Page =>

-- BEGIN --

And my metaphor is that for most games, that crispy layer is
the exploration part of playing the game. That okay, when you first play tic-tac-toe,
it’s like “Okay, this is cool. What if I put an X there? What if I put an O
there?” And little by little, you start to figure out how the game is played. I
mean, I have kids, so I had the chance to watch this firsthand to see when my
kids were real little, they loved playing tic-tac-toe. And it was like a game
of total randomness. “I’ll put an X there, I’ll put an O there! Like, who knows
what’s going to happen?”
And as they get a little older, they start to realize, “Oh,
I see.” They start to understand that there’s those parameters. And eventually,
my kids haven’t quite got there yet, at least my youngest ones haven’t, that
you realize that “Oh, it’s a solved game.” Like, “Oh, no matter what, if I
understand how to play, I will never lose. It will be a cat’s game every game,
a tied game every game if I know what I’m doing.”
And other games have a similar quality. Like, Othello
you start learning the importance of the corners. When you get real good at
Scrabble, for example, it stops becoming—like when you first start playing
Scrabble, it’s like “Ooh, what word can I play?” And then when you start
becoming good at Scrabble, it’s like “Oh, I need to memorize the two- and
three-letter words. I need to memorize all the words that involve the
top-scoring… I need to know every word with a Z in it or an X in it or a Q in it.” Because it’s all about
maximizing the score. It less becomes about language on some level, and becomes
more about pattern recognition.
And I’m not saying that’s not fun. I’m not saying that
people don’t have great enjoyment out of it. But what happens is it moves away
from the discovery process and sort of trying to figure it out to you have to
start learning the strategies and there’s a lot of memorization usually and
studying of the experts. Chess is similar in that once you get good enough, you
start learning about opening moves, and a lot of good players have sort of
mapped out what the opening moves are. And so it becomes a lot of memorization
and understanding what people are doing.
And like I said, the rest of the hash browns are good. But
the crispy part of the hash brown is the best part. In my opinion. And I
believe that the discovery part of gaming is in some ways the most fun. I think
you have the highest highs in that part of the game. The discovery process.

-- END --

Objective =>
In the passage about the discovery part of playing games, reproduce the wording from "And I’m not" up to and including "The discovery process.".

Given entries =>
-- BEGIN --

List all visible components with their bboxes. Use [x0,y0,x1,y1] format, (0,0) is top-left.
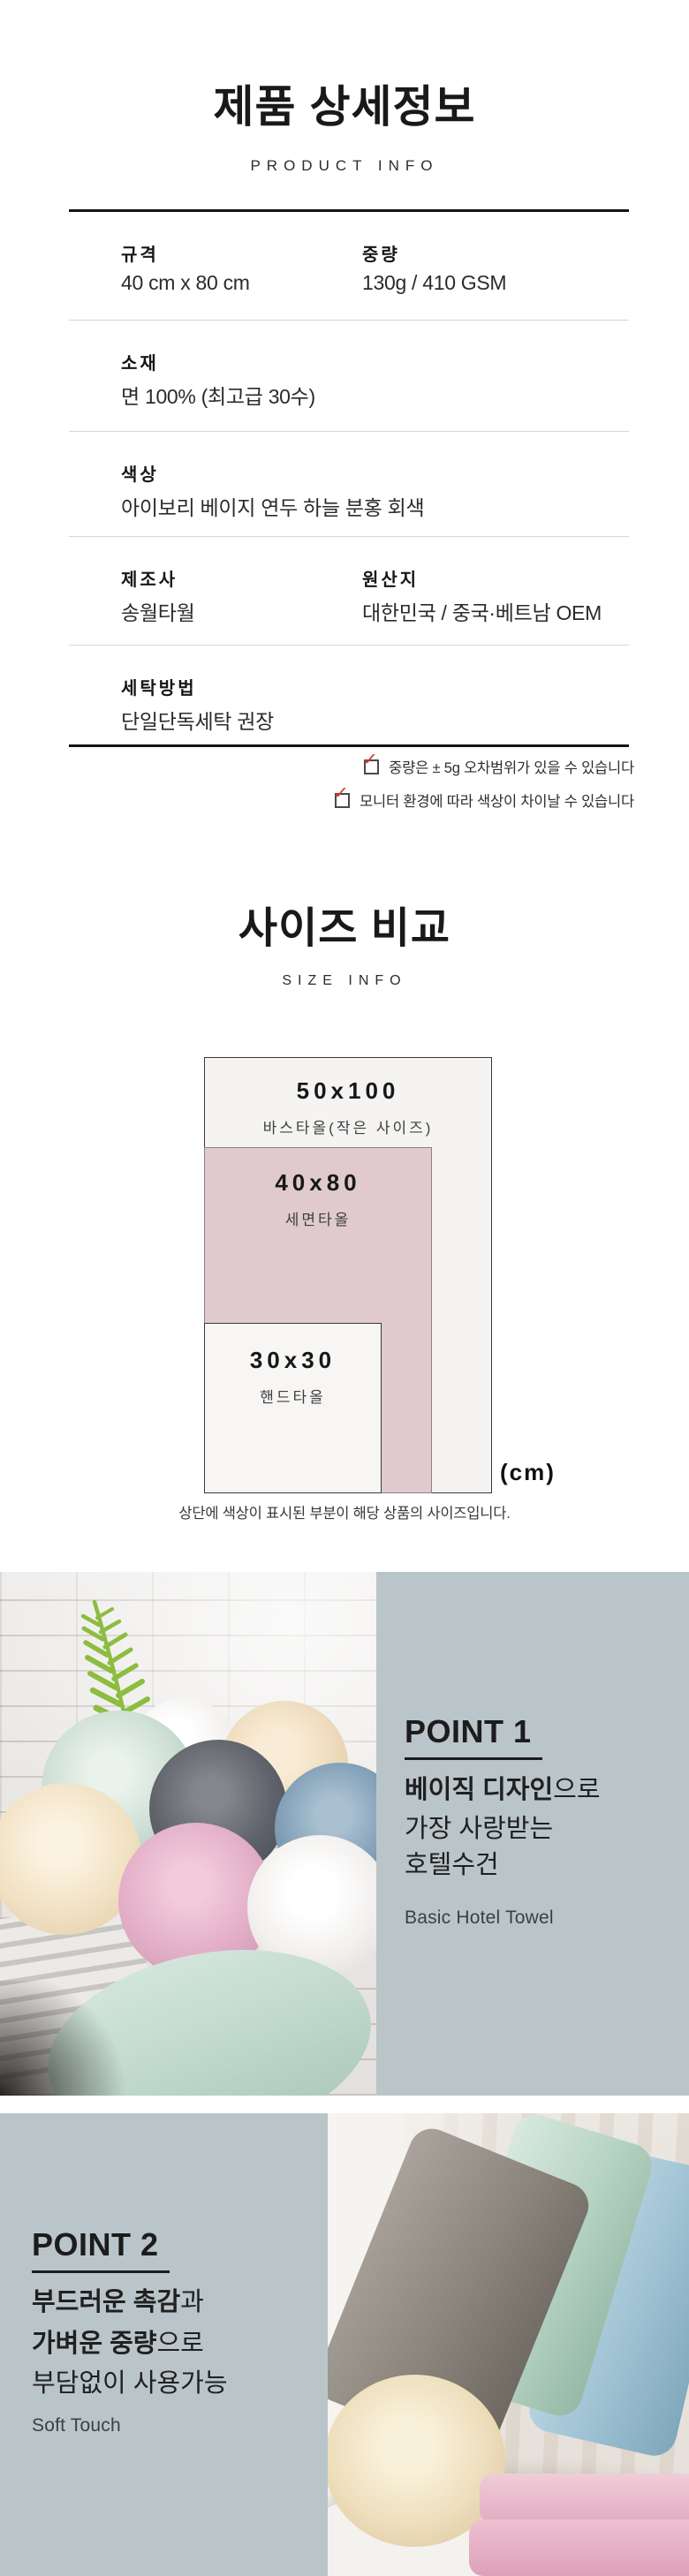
spec-label-maker: 제조사 [121,565,178,591]
unit-label: (cm) [500,1459,556,1486]
spec-label-washing: 세탁방법 [121,674,197,699]
spec-value-washing: 단일단독세탁 권장 [121,705,274,735]
point1-caption: Basic Hotel Towel [405,1907,554,1929]
point1-line3: 호텔수건 [405,1853,499,1878]
notes-list: ✓ 중량은 ± 5g 오차범위가 있을 수 있습니다 ✓ 모니터 환경에 따라 … [335,756,634,823]
size-comparison-diagram: 50x100 바스타올(작은 사이즈) 40x80 세면타올 30x30 핸드타… [204,1057,492,1493]
stacked-towels-photo [328,2113,689,2576]
point2-line1: 부드러운 촉감과 [32,2290,204,2315]
product-detail-page: 제품 상세정보 PRODUCT INFO 규격 40 cm x 80 cm 중량… [0,0,689,2576]
spec-label-material: 소재 [121,349,159,374]
spec-row-maker-origin: 제조사 송월타월 원산지 대한민국 / 중국·베트남 OEM [69,537,629,646]
shadow-corner [0,1981,132,2096]
spec-row-washing: 세탁방법 단일단독세탁 권장 [69,646,629,744]
point2-heading: POINT 2 [32,2226,170,2273]
hand-towel-box: 30x30 핸드타올 [204,1323,382,1493]
point1-heading: POINT 1 [405,1713,542,1760]
spec-row-size-weight: 규격 40 cm x 80 cm 중량 130g / 410 GSM [69,212,629,321]
note-weight-tolerance: ✓ 중량은 ± 5g 오차범위가 있을 수 있습니다 [335,756,634,777]
product-info-title: 제품 상세정보 [0,83,689,132]
point1-line2: 가장 사랑받는 [405,1817,553,1842]
spec-value-origin: 대한민국 / 중국·베트남 OEM [362,596,602,626]
note-monitor-color: ✓ 모니터 환경에 따라 색상이 차이날 수 있습니다 [335,789,634,811]
point1-panel: POINT 1 베이직 디자인으로 가장 사랑받는 호텔수건 Basic Hot… [376,1572,689,2096]
point1-line1: 베이직 디자인으로 [405,1778,601,1803]
spec-table: 규격 40 cm x 80 cm 중량 130g / 410 GSM 소재 면 … [69,209,629,747]
product-info-subtitle: PRODUCT INFO [0,157,689,175]
spec-row-material: 소재 면 100% (최고급 30수) [69,321,629,432]
spec-row-color: 색상 아이보리 베이지 연두 하늘 분홍 회색 [69,432,629,537]
folded-towel-pink-bottom [469,2519,689,2576]
point2-line2: 가벼운 중량으로 [32,2331,204,2357]
spec-label-color: 색상 [121,460,159,486]
spec-value-size: 40 cm x 80 cm [121,271,250,295]
spec-value-maker: 송월타월 [121,596,194,626]
size-caption: 상단에 색상이 표시된 부분이 해당 상품의 사이즈입니다. [0,1501,689,1522]
spec-value-color: 아이보리 베이지 연두 하늘 분홍 회색 [121,491,424,521]
point2-caption: Soft Touch [32,2415,121,2436]
spec-value-material: 면 100% (최고급 30수) [121,380,315,410]
spec-label-size: 규격 [121,240,159,266]
spec-value-weight: 130g / 410 GSM [362,271,506,295]
spec-label-origin: 원산지 [362,565,419,591]
point2-panel: POINT 2 부드러운 촉감과 가벼운 중량으로 부담없이 사용가능 Soft… [0,2113,328,2576]
check-icon: ✓ [364,759,379,774]
point2-line3: 부담없이 사용가능 [32,2371,228,2397]
note-text: 모니터 환경에 따라 색상이 차이날 수 있습니다 [360,789,634,811]
size-info-title: 사이즈 비교 [0,906,689,953]
note-text: 중량은 ± 5g 오차범위가 있을 수 있습니다 [389,756,634,777]
bath-towel-label: 50x100 바스타올(작은 사이즈) [205,1077,491,1137]
point1-section: POINT 1 베이직 디자인으로 가장 사랑받는 호텔수건 Basic Hot… [0,1572,689,2096]
folded-towel-pink-top [480,2474,689,2525]
check-icon: ✓ [335,793,350,808]
size-info-subtitle: SIZE INFO [0,973,689,989]
towel-basket-photo [0,1572,376,2096]
point2-section: POINT 2 부드러운 촉감과 가벼운 중량으로 부담없이 사용가능 Soft… [0,2113,689,2576]
spec-label-weight: 중량 [362,240,400,266]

-- END --

Written response =>
And I’m not saying that’s not fun. I’m not saying that
people don’t have great enjoyment out of it. But what happens is it moves away
from the discovery process and sort of trying to figure it out to you have to
start learning the strategies and there’s a lot of memorization usually and
studying of the experts. Chess is similar in that once you get good enough, you
start learning about opening moves, and a lot of good players have sort of
mapped out what the opening moves are. And so it becomes a lot of memorization
and understanding what people are doing.
And like I said, the rest of the hash browns are good. But
the crispy part of the hash brown is the best part. In my opinion. And I
believe that the discovery part of gaming is in some ways the most fun. I think
you have the highest highs in that part of the game. The discovery process.